- Information given

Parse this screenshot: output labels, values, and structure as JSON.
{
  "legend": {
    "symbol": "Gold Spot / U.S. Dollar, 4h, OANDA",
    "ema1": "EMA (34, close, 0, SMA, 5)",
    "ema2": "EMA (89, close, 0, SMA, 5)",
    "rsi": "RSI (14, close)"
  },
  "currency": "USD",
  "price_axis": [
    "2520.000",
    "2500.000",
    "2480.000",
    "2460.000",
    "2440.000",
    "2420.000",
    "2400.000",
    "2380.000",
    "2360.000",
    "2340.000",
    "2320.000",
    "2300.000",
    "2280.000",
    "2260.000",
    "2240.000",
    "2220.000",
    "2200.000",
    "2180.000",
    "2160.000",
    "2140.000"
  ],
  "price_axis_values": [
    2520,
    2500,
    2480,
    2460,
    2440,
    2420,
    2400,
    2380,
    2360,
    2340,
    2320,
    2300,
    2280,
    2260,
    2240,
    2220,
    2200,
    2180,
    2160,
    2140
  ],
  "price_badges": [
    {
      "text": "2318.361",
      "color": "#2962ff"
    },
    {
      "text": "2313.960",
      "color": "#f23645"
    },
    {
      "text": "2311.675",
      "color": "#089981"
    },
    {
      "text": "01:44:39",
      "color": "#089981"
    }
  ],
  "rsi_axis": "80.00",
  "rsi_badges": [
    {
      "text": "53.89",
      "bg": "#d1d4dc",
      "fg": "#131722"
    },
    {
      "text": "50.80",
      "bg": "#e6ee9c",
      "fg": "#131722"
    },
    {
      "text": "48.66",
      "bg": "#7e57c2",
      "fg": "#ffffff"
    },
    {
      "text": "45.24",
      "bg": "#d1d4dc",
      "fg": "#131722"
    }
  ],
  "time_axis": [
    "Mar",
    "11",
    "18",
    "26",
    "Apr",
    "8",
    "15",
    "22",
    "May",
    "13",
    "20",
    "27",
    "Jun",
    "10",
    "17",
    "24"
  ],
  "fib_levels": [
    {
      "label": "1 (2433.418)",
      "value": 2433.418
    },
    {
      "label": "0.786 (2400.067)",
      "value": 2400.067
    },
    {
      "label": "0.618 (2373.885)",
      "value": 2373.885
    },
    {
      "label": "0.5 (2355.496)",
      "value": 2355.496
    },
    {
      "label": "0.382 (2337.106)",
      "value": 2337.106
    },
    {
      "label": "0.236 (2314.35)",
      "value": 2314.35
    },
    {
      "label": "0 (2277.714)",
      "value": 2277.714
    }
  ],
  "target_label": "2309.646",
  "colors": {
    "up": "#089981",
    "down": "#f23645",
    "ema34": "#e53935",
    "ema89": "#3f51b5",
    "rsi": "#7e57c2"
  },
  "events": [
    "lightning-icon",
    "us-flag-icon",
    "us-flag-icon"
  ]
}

- Your instructions
Repeat the listing in full, keeping every line exactly as it is.

- Response to the task
Parse this screenshot: output labels, values, and structure as JSON.
{
  "legend": {
    "symbol": "Gold Spot / U.S. Dollar, 4h, OANDA",
    "ema1": "EMA (34, close, 0, SMA, 5)",
    "ema2": "EMA (89, close, 0, SMA, 5)",
    "rsi": "RSI (14, close)"
  },
  "currency": "USD",
  "price_axis": [
    "2520.000",
    "2500.000",
    "2480.000",
    "2460.000",
    "2440.000",
    "2420.000",
    "2400.000",
    "2380.000",
    "2360.000",
    "2340.000",
    "2320.000",
    "2300.000",
    "2280.000",
    "2260.000",
    "2240.000",
    "2220.000",
    "2200.000",
    "2180.000",
    "2160.000",
    "2140.000"
  ],
  "price_axis_values": [
    2520,
    2500,
    2480,
    2460,
    2440,
    2420,
    2400,
    2380,
    2360,
    2340,
    2320,
    2300,
    2280,
    2260,
    2240,
    2220,
    2200,
    2180,
    2160,
    2140
  ],
  "price_badges": [
    {
      "text": "2318.361",
      "color": "#2962ff"
    },
    {
      "text": "2313.960",
      "color": "#f23645"
    },
    {
      "text": "2311.675",
      "color": "#089981"
    },
    {
      "text": "01:44:39",
      "color": "#089981"
    }
  ],
  "rsi_axis": "80.00",
  "rsi_badges": [
    {
      "text": "53.89",
      "bg": "#d1d4dc",
      "fg": "#131722"
    },
    {
      "text": "50.80",
      "bg": "#e6ee9c",
      "fg": "#131722"
    },
    {
      "text": "48.66",
      "bg": "#7e57c2",
      "fg": "#ffffff"
    },
    {
      "text": "45.24",
      "bg": "#d1d4dc",
      "fg": "#131722"
    }
  ],
  "time_axis": [
    "Mar",
    "11",
    "18",
    "26",
    "Apr",
    "8",
    "15",
    "22",
    "May",
    "13",
    "20",
    "27",
    "Jun",
    "10",
    "17",
    "24"
  ],
  "fib_levels": [
    {
      "label": "1 (2433.418)",
      "value": 2433.418
    },
    {
      "label": "0.786 (2400.067)",
      "value": 2400.067
    },
    {
      "label": "0.618 (2373.885)",
      "value": 2373.885
    },
    {
      "label": "0.5 (2355.496)",
      "value": 2355.496
    },
    {
      "label": "0.382 (2337.106)",
      "value": 2337.106
    },
    {
      "label": "0.236 (2314.35)",
      "value": 2314.35
    },
    {
      "label": "0 (2277.714)",
      "value": 2277.714
    }
  ],
  "target_label": "2309.646",
  "colors": {
    "up": "#089981",
    "down": "#f23645",
    "ema34": "#e53935",
    "ema89": "#3f51b5",
    "rsi": "#7e57c2"
  },
  "events": [
    "lightning-icon",
    "us-flag-icon",
    "us-flag-icon"
  ]
}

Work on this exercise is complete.